- [Excerpt provided]:
-------------------------

Psychological Foundations¶
Status: Public specification – describes the psychological principles implemented in the proprietary ARF Core Engine.
The engine is access‑controlled and available under outcome‑based pricing.
Technical correctness alone does not produce trust.
ARF incorporates cognitive science principles to ensure that users understand, trust, and effectively oversee autonomous AI agents.
Canonical reference: See
core_concepts.mdfor definitions ofHealingIntent(explanations) and escalation gates (human‑in‑the‑loop).
1. Explainability¶
Every decision must answer three questions:
- What happened? – The action taken (approve, deny, escalate)
- Why did it happen? – The risk score, policy violations, and expected loss components
- What would change the decision? – Counterfactual insights (e.g., “if latency were lower, risk would be 0.3”)
Example explanation generated by the core engine:
“Risk increased because latency exceeded normal thresholds (350ms vs baseline 120ms) and historical incidents show 35% failure probability for this database category. Policy violations: none. Expected loss: approve=18.2, deny=12.7, escalate=11.5. Selected: ESCALATE due to epistemic uncertainty (0.45 > threshold 0.3).”
All explanations are returned in the justification field of HealingIntent.
2. Trust Calibration¶
Humans trust systems more when uncertainty is visible.
ARF displays:
- Credible intervals – 90% HDI around risk scores (see
mathematics.md) - Probability ranges – verbal labels aligned with numerical thresholds (e.g., “low risk”, “medium risk”, “high risk”)
- Confidence levels – derived from epistemic uncertainty (
confidence = 1 - ψ)
Visualisation in frontend:
- Risk score as a point estimate with error bars (HDI)
- Confidence as a progress bar or percentage
- Colour coding: green (low risk), yellow (medium), red (high), grey (uncertain)
3. Cognitive Load Reduction¶
Dashboards prioritise information to reduce cognitive load:
- Critical alerts – active policy violations, forced escalations, high uncertainty
- System status – current risk score, confidence, recommendation
- Historical trends – recent decisions, outcome success rates (optional, if temporal layer enabled)
Interactive drill‑down allows users to inspect detailed risk factors, epistemic breakdown, and decision traces without overwhelming the main view.
4. Human‑in‑the‑Loop¶
Escalations occur automatically when:
- Uncertainty interval width > threshold (e.g., HDI width > 0.3)
- Risk score falls into an escalation band (configurable via expected loss constants)
- Model confidence is low (
confidence < 0.5)
Escalation workflow:
- Core engine returns
ESCALATEinHealingIntent.action - Enterprise enforcement layer routes the request to a human reviewer (via Slack, Teams, or web UI)
- Reviewer examines risk factors, epistemic breakdown, and similar past incidents (if memory enabled)
- Reviewer approves, denies, or requests modifications
- The decision and reviewer justification are stored in the audit trail
Human overrides are fed back into the risk engine as outcomes (update_outcome) to improve future predictions.

-------------------------

- [Record list]:
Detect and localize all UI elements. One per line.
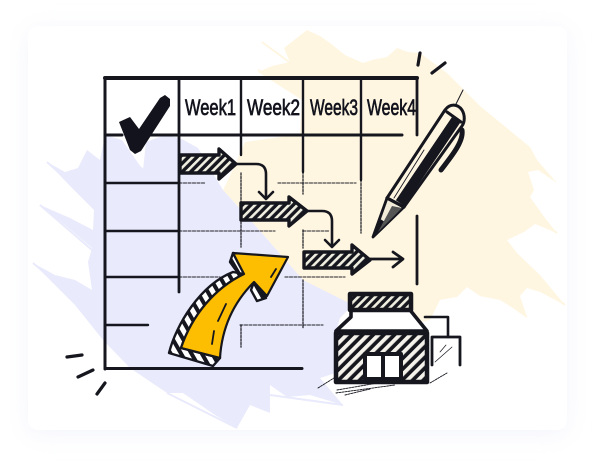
column headers: Week1 [185,95,236,120]
ground shadow [318,373,447,395]
brush stroke: cream [223,30,565,323]
door [365,354,401,379]
chart grid [105,78,417,369]
accent marks: bottom left [67,355,105,394]
bar arrow: week 1 [180,149,236,179]
icon: building [318,294,460,395]
roof [350,294,411,310]
arrow: to week 4 [370,252,403,267]
bar arrow: week 3 [304,245,370,274]
neck [336,310,427,331]
icon: yellow arrow [169,253,288,366]
connector arrow: week 2 to week 3 [308,211,339,247]
column headers: Week4 [367,95,416,120]
accent marks: top right [418,53,445,73]
annex [432,337,460,365]
icon: check mark [119,95,170,154]
bar arrow: week 2 [241,197,307,226]
icon: pen [373,90,464,237]
connector arrow: week 1 to week 2 [237,164,273,199]
column headers [185,95,416,120]
body [336,333,427,382]
card background [28,26,567,434]
pipe [425,317,448,337]
column headers: Week2 [247,95,300,120]
column headers: Week3 [310,95,358,120]
brush stroke: lavender [33,135,353,428]
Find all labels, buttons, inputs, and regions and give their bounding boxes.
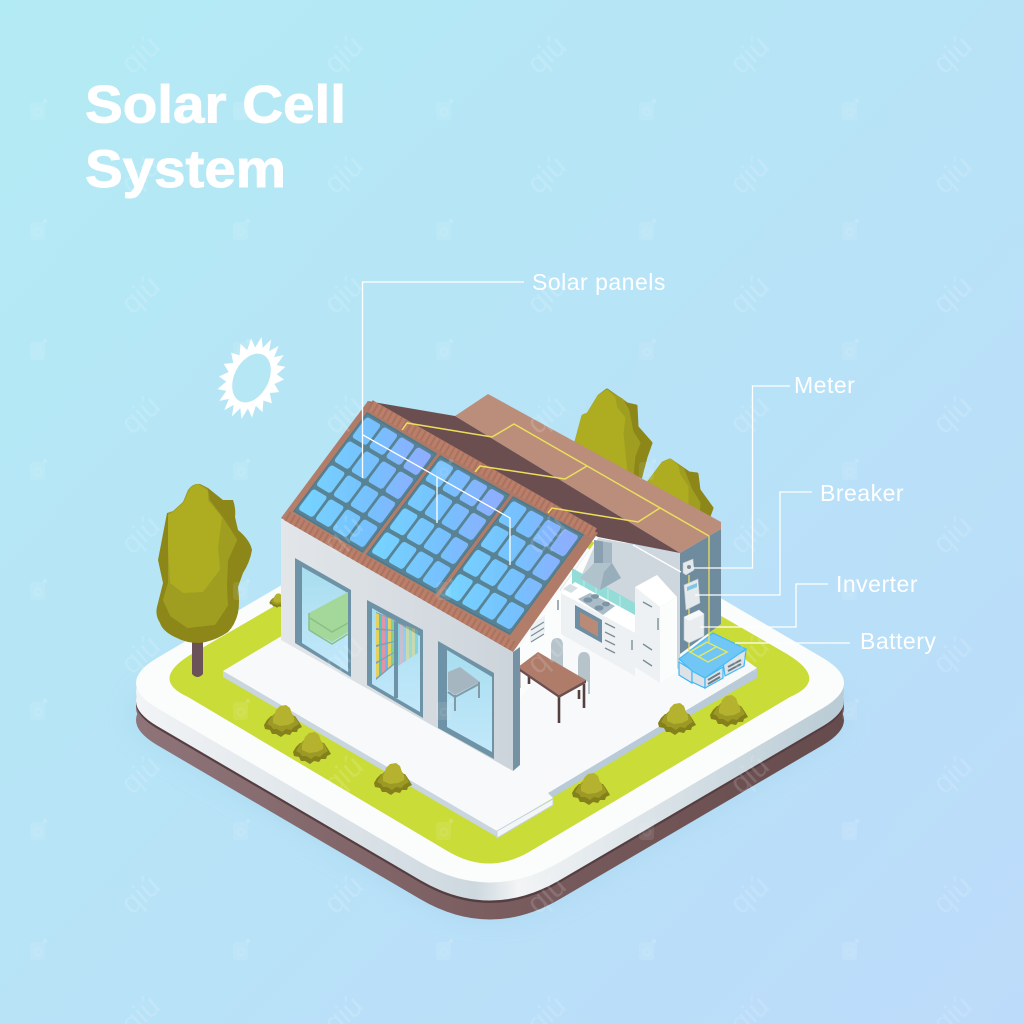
lawn	[169, 494, 809, 864]
watermark pattern: qiú	[318, 749, 370, 801]
drawer handles	[558, 600, 632, 653]
slab left side	[223, 671, 497, 837]
watermark pattern: qiú	[318, 629, 370, 681]
watermark pattern: qiú	[927, 629, 979, 681]
sofa	[309, 592, 348, 644]
front step	[497, 799, 553, 838]
ridge tiles	[370, 405, 594, 533]
solar panel three	[440, 497, 583, 634]
watermark pattern: qiú	[115, 29, 167, 81]
chair two	[578, 652, 590, 694]
watermark pattern: qiú	[521, 389, 573, 441]
interior back wall	[560, 538, 680, 670]
watermark pattern: qiú	[521, 629, 573, 681]
fridge	[635, 575, 677, 683]
watermark pattern: qiú	[318, 149, 370, 201]
watermark pattern: qiú	[318, 869, 370, 921]
watermark pattern: qiú	[927, 869, 979, 921]
inverter leader	[700, 584, 828, 627]
watermark pattern: qiú	[115, 149, 167, 201]
roof dark slope	[367, 401, 680, 553]
title line one: Solar Cell	[85, 76, 346, 134]
watermark pattern: qiú	[318, 509, 370, 561]
tree back two	[648, 460, 712, 522]
sliding door mullion	[394, 622, 398, 698]
wall shelf	[530, 615, 545, 642]
slab right side	[548, 668, 757, 800]
yellow wall cable	[689, 536, 709, 652]
watermark pattern: qiú	[115, 749, 167, 801]
front roof	[281, 401, 598, 652]
battery top surface	[679, 633, 746, 678]
watermark pattern: qiú	[724, 629, 776, 681]
white platform side	[136, 492, 844, 900]
title	[85, 76, 346, 199]
label: inverter: Inverter	[836, 571, 918, 597]
meter leader	[633, 386, 790, 572]
label: breaker: Breaker	[820, 480, 904, 506]
watermark pattern: qiú	[318, 269, 370, 321]
watermark pattern: qiú	[115, 509, 167, 561]
watermark pattern: qiú	[521, 29, 573, 81]
platform shadow	[136, 690, 844, 914]
watermark pattern: qiú	[927, 149, 979, 201]
watermark pattern: qiú	[115, 869, 167, 921]
trunk	[192, 632, 203, 677]
bush left one	[264, 705, 302, 737]
backsplash tiles	[572, 568, 635, 618]
small bush behind house	[269, 593, 287, 608]
battery left	[679, 662, 692, 683]
foliage shadow	[156, 484, 252, 643]
bush right one	[658, 703, 696, 735]
oven	[575, 605, 602, 643]
dining chairs	[551, 638, 590, 694]
leader lines	[362, 282, 850, 643]
solar panel two	[367, 456, 509, 593]
watermark pattern: qiú	[521, 869, 573, 921]
chair one	[551, 638, 563, 668]
window with sofa	[295, 558, 351, 677]
label: meter: Meter	[794, 372, 855, 398]
left tree	[156, 484, 252, 677]
watermark pattern: qiú	[318, 389, 370, 441]
watermark pattern: qiú	[724, 29, 776, 81]
window with table	[438, 641, 494, 759]
bush middle	[374, 763, 412, 795]
tree back one	[576, 390, 651, 480]
bush right two	[710, 695, 748, 727]
watermark pattern: qiú	[318, 29, 370, 81]
watermark pattern: qiú	[724, 749, 776, 801]
watermark pattern: qiú	[724, 869, 776, 921]
counter front	[561, 593, 635, 676]
sun icon	[204, 325, 299, 431]
watermark pattern: qiú	[724, 389, 776, 441]
watermark pattern: qiú	[724, 269, 776, 321]
watermark pattern: qiú	[927, 269, 979, 321]
meter box	[683, 559, 694, 575]
soil top shadow line	[136, 504, 844, 903]
concrete slab	[223, 500, 757, 838]
counter top	[561, 582, 635, 633]
platform base	[136, 484, 844, 920]
watermark pattern: qiú	[521, 749, 573, 801]
kitchen	[530, 540, 677, 683]
cutaway side wall	[680, 529, 721, 654]
watermark pattern: qiú	[521, 149, 573, 201]
watermark pattern: qiú	[521, 509, 573, 561]
white platform top	[136, 484, 844, 882]
foliage mid	[165, 486, 235, 626]
watermark pattern: qiú	[927, 509, 979, 561]
side table	[448, 667, 480, 711]
batteries	[679, 633, 746, 688]
watermark pattern: qiú	[521, 269, 573, 321]
label: battery: Battery	[860, 628, 936, 654]
slab top	[223, 500, 757, 831]
watermark pattern: qiú	[115, 269, 167, 321]
breaker box	[684, 579, 700, 610]
solar panels leader	[362, 282, 524, 565]
eave tiles	[287, 516, 513, 646]
roof light slope	[455, 394, 721, 553]
label: solar panels: Solar panels	[532, 269, 666, 295]
back trees	[576, 390, 712, 522]
soil layer	[136, 508, 844, 920]
title line two: System	[85, 140, 286, 199]
watermark pattern: qiú	[115, 629, 167, 681]
bushes	[264, 695, 748, 805]
sink	[563, 584, 578, 593]
yellow roof cables	[402, 423, 709, 536]
bookshelf	[376, 612, 418, 680]
breaker leader	[695, 492, 812, 595]
watermark pattern: qiú	[724, 149, 776, 201]
battery leader	[735, 642, 850, 644]
front wall	[281, 518, 520, 771]
interior left white wall	[519, 538, 598, 700]
cooktop	[578, 593, 615, 615]
watermark pattern: qiú	[927, 29, 979, 81]
foliage highlight	[170, 486, 220, 591]
watermark pattern: qiú	[927, 389, 979, 441]
window with bookshelf	[367, 600, 423, 718]
battery middle	[692, 667, 723, 688]
cooker hood	[580, 540, 621, 590]
roof back	[367, 394, 721, 553]
dining table	[518, 652, 586, 723]
bush left two	[293, 732, 331, 764]
watermark pattern: qiú	[724, 509, 776, 561]
watermark pattern: qiú	[115, 389, 167, 441]
watermark pattern: qiú	[927, 749, 979, 801]
battery wiring	[690, 642, 727, 662]
battery right	[723, 650, 746, 676]
inverter box	[684, 610, 704, 643]
solar panel one	[294, 413, 436, 552]
wall corner edge	[513, 647, 520, 771]
bush front	[572, 773, 610, 805]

-------------------------

- [What to do]:
• 1. Answer these from the specification, one per line:
(a) Which color marks an uncertain state in the frontend color coding?
(b) In the example explanation, what is the baseline latency?
(c) Through which channels can the enforcement layer send an escalated request to a human reviewer?
• 2. Copy the records line for line, starting at their first line and ending at the line containing "Find all labels, buttons, inputs, and", with both of those lines included. Leave out the pictures.
The specification and the records have nothing to do with each other.

- [The replies]:
• 1.
(a) Grey
(b) 120ms
(c) Slack, Teams, or web UI

• 2.
Detect and localize all UI elements. One per line.
column headers: Week1 [185,95,236,120]
ground shadow [318,373,447,395]
brush stroke: cream [223,30,565,323]
door [365,354,401,379]
chart grid [105,78,417,369]
accent marks: bottom left [67,355,105,394]
bar arrow: week 1 [180,149,236,179]
icon: building [318,294,460,395]
roof [350,294,411,310]
arrow: to week 4 [370,252,403,267]
bar arrow: week 3 [304,245,370,274]
neck [336,310,427,331]
icon: yellow arrow [169,253,288,366]
connector arrow: week 2 to week 3 [308,211,339,247]
column headers: Week4 [367,95,416,120]
accent marks: top right [418,53,445,73]
annex [432,337,460,365]
icon: check mark [119,95,170,154]
bar arrow: week 2 [241,197,307,226]
icon: pen [373,90,464,237]
connector arrow: week 1 to week 2 [237,164,273,199]
column headers [185,95,416,120]
body [336,333,427,382]
card background [28,26,567,434]
pipe [425,317,448,337]
column headers: Week2 [247,95,300,120]
column headers: Week3 [310,95,358,120]
brush stroke: lavender [33,135,353,428]
Find all labels, buttons, inputs, and regions and give their bounding boxes.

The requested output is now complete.